AIM:
Transcribe each record exactly. Include every one.

(Records contained in a dataset)
——
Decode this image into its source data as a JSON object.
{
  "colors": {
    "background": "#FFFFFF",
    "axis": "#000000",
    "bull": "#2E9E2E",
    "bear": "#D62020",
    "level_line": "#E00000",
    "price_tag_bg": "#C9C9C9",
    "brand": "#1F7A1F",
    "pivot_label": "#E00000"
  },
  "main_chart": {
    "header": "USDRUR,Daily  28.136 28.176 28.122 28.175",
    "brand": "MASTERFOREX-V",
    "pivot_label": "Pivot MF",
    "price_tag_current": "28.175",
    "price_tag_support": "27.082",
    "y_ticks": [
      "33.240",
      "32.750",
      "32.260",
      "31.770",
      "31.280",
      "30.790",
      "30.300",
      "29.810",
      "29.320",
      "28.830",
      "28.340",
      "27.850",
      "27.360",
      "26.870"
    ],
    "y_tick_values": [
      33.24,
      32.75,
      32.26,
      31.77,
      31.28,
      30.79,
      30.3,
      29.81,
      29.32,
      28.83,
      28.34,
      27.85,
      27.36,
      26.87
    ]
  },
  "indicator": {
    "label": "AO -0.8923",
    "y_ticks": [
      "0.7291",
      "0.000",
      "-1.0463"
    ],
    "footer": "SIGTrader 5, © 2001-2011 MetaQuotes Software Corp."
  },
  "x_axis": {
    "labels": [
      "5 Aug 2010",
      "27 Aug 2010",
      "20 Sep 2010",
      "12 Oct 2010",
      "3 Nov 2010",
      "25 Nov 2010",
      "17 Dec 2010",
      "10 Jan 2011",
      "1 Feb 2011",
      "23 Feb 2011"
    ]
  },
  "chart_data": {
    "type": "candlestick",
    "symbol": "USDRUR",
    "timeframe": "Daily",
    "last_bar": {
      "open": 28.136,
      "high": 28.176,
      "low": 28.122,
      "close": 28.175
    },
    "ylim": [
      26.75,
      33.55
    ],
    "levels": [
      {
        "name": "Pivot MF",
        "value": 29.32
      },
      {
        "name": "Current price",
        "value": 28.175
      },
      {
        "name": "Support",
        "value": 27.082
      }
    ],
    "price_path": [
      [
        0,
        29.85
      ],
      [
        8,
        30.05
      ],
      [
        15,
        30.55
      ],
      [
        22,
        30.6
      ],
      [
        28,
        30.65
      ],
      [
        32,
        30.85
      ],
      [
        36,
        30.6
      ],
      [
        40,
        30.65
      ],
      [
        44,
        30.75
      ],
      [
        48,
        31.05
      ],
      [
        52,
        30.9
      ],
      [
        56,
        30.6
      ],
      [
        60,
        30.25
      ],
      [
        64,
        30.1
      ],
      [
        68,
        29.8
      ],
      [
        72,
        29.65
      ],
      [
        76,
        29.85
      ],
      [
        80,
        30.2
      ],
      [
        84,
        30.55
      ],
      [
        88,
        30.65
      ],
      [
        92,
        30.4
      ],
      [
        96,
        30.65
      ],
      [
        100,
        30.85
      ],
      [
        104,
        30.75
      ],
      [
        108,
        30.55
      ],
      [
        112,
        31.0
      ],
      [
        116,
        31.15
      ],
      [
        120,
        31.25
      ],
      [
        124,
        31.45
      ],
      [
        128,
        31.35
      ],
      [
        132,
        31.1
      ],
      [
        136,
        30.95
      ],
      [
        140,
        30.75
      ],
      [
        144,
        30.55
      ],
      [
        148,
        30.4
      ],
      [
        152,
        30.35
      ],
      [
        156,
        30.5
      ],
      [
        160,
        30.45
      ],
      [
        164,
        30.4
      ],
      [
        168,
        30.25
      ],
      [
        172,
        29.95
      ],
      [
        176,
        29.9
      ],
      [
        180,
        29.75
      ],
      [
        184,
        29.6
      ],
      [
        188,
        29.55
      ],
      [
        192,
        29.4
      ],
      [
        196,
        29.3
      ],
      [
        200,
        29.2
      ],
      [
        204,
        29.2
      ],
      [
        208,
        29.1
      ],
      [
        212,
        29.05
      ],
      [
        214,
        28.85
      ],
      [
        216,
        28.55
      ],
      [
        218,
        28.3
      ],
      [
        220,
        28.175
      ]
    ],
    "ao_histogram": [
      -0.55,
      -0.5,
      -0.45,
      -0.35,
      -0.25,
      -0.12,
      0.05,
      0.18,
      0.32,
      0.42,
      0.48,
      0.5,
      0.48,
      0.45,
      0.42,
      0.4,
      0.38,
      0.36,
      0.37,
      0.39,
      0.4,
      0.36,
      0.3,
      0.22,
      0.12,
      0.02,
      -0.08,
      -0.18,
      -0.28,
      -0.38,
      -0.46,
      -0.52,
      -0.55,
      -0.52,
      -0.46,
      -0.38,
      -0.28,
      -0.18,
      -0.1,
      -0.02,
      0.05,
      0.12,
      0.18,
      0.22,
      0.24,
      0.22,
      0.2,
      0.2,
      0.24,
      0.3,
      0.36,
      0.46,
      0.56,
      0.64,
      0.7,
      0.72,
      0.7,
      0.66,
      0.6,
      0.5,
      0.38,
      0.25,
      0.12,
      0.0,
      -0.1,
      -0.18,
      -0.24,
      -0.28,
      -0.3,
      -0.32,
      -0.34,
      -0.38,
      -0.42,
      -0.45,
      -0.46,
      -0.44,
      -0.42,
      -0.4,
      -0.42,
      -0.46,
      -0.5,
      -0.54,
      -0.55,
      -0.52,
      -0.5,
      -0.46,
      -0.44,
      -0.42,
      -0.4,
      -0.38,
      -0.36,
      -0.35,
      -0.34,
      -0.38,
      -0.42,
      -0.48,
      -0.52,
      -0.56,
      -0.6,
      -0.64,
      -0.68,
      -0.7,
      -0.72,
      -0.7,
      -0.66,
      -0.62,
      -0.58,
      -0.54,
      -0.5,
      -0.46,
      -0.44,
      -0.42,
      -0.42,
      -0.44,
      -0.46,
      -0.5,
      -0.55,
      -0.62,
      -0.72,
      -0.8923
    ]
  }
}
——
FINISHED EXERCISE:
Decode this image into its source data as a JSON object.
{
  "colors": {
    "background": "#FFFFFF",
    "axis": "#000000",
    "bull": "#2E9E2E",
    "bear": "#D62020",
    "level_line": "#E00000",
    "price_tag_bg": "#C9C9C9",
    "brand": "#1F7A1F",
    "pivot_label": "#E00000"
  },
  "main_chart": {
    "header": "USDRUR,Daily  28.136 28.176 28.122 28.175",
    "brand": "MASTERFOREX-V",
    "pivot_label": "Pivot MF",
    "price_tag_current": "28.175",
    "price_tag_support": "27.082",
    "y_ticks": [
      "33.240",
      "32.750",
      "32.260",
      "31.770",
      "31.280",
      "30.790",
      "30.300",
      "29.810",
      "29.320",
      "28.830",
      "28.340",
      "27.850",
      "27.360",
      "26.870"
    ],
    "y_tick_values": [
      33.24,
      32.75,
      32.26,
      31.77,
      31.28,
      30.79,
      30.3,
      29.81,
      29.32,
      28.83,
      28.34,
      27.85,
      27.36,
      26.87
    ]
  },
  "indicator": {
    "label": "AO -0.8923",
    "y_ticks": [
      "0.7291",
      "0.000",
      "-1.0463"
    ],
    "footer": "SIGTrader 5, © 2001-2011 MetaQuotes Software Corp."
  },
  "x_axis": {
    "labels": [
      "5 Aug 2010",
      "27 Aug 2010",
      "20 Sep 2010",
      "12 Oct 2010",
      "3 Nov 2010",
      "25 Nov 2010",
      "17 Dec 2010",
      "10 Jan 2011",
      "1 Feb 2011",
      "23 Feb 2011"
    ]
  },
  "chart_data": {
    "type": "candlestick",
    "symbol": "USDRUR",
    "timeframe": "Daily",
    "last_bar": {
      "open": 28.136,
      "high": 28.176,
      "low": 28.122,
      "close": 28.175
    },
    "ylim": [
      26.75,
      33.55
    ],
    "levels": [
      {
        "name": "Pivot MF",
        "value": 29.32
      },
      {
        "name": "Current price",
        "value": 28.175
      },
      {
        "name": "Support",
        "value": 27.082
      }
    ],
    "price_path": [
      [
        0,
        29.85
      ],
      [
        8,
        30.05
      ],
      [
        15,
        30.55
      ],
      [
        22,
        30.6
      ],
      [
        28,
        30.65
      ],
      [
        32,
        30.85
      ],
      [
        36,
        30.6
      ],
      [
        40,
        30.65
      ],
      [
        44,
        30.75
      ],
      [
        48,
        31.05
      ],
      [
        52,
        30.9
      ],
      [
        56,
        30.6
      ],
      [
        60,
        30.25
      ],
      [
        64,
        30.1
      ],
      [
        68,
        29.8
      ],
      [
        72,
        29.65
      ],
      [
        76,
        29.85
      ],
      [
        80,
        30.2
      ],
      [
        84,
        30.55
      ],
      [
        88,
        30.65
      ],
      [
        92,
        30.4
      ],
      [
        96,
        30.65
      ],
      [
        100,
        30.85
      ],
      [
        104,
        30.75
      ],
      [
        108,
        30.55
      ],
      [
        112,
        31.0
      ],
      [
        116,
        31.15
      ],
      [
        120,
        31.25
      ],
      [
        124,
        31.45
      ],
      [
        128,
        31.35
      ],
      [
        132,
        31.1
      ],
      [
        136,
        30.95
      ],
      [
        140,
        30.75
      ],
      [
        144,
        30.55
      ],
      [
        148,
        30.4
      ],
      [
        152,
        30.35
      ],
      [
        156,
        30.5
      ],
      [
        160,
        30.45
      ],
      [
        164,
        30.4
      ],
      [
        168,
        30.25
      ],
      [
        172,
        29.95
      ],
      [
        176,
        29.9
      ],
      [
        180,
        29.75
      ],
      [
        184,
        29.6
      ],
      [
        188,
        29.55
      ],
      [
        192,
        29.4
      ],
      [
        196,
        29.3
      ],
      [
        200,
        29.2
      ],
      [
        204,
        29.2
      ],
      [
        208,
        29.1
      ],
      [
        212,
        29.05
      ],
      [
        214,
        28.85
      ],
      [
        216,
        28.55
      ],
      [
        218,
        28.3
      ],
      [
        220,
        28.175
      ]
    ],
    "ao_histogram": [
      -0.55,
      -0.5,
      -0.45,
      -0.35,
      -0.25,
      -0.12,
      0.05,
      0.18,
      0.32,
      0.42,
      0.48,
      0.5,
      0.48,
      0.45,
      0.42,
      0.4,
      0.38,
      0.36,
      0.37,
      0.39,
      0.4,
      0.36,
      0.3,
      0.22,
      0.12,
      0.02,
      -0.08,
      -0.18,
      -0.28,
      -0.38,
      -0.46,
      -0.52,
      -0.55,
      -0.52,
      -0.46,
      -0.38,
      -0.28,
      -0.18,
      -0.1,
      -0.02,
      0.05,
      0.12,
      0.18,
      0.22,
      0.24,
      0.22,
      0.2,
      0.2,
      0.24,
      0.3,
      0.36,
      0.46,
      0.56,
      0.64,
      0.7,
      0.72,
      0.7,
      0.66,
      0.6,
      0.5,
      0.38,
      0.25,
      0.12,
      0.0,
      -0.1,
      -0.18,
      -0.24,
      -0.28,
      -0.3,
      -0.32,
      -0.34,
      -0.38,
      -0.42,
      -0.45,
      -0.46,
      -0.44,
      -0.42,
      -0.4,
      -0.42,
      -0.46,
      -0.5,
      -0.54,
      -0.55,
      -0.52,
      -0.5,
      -0.46,
      -0.44,
      -0.42,
      -0.4,
      -0.38,
      -0.36,
      -0.35,
      -0.34,
      -0.38,
      -0.42,
      -0.48,
      -0.52,
      -0.56,
      -0.6,
      -0.64,
      -0.68,
      -0.7,
      -0.72,
      -0.7,
      -0.66,
      -0.62,
      -0.58,
      -0.54,
      -0.5,
      -0.46,
      -0.44,
      -0.42,
      -0.42,
      -0.44,
      -0.46,
      -0.5,
      -0.55,
      -0.62,
      -0.72,
      -0.8923
    ]
  }
}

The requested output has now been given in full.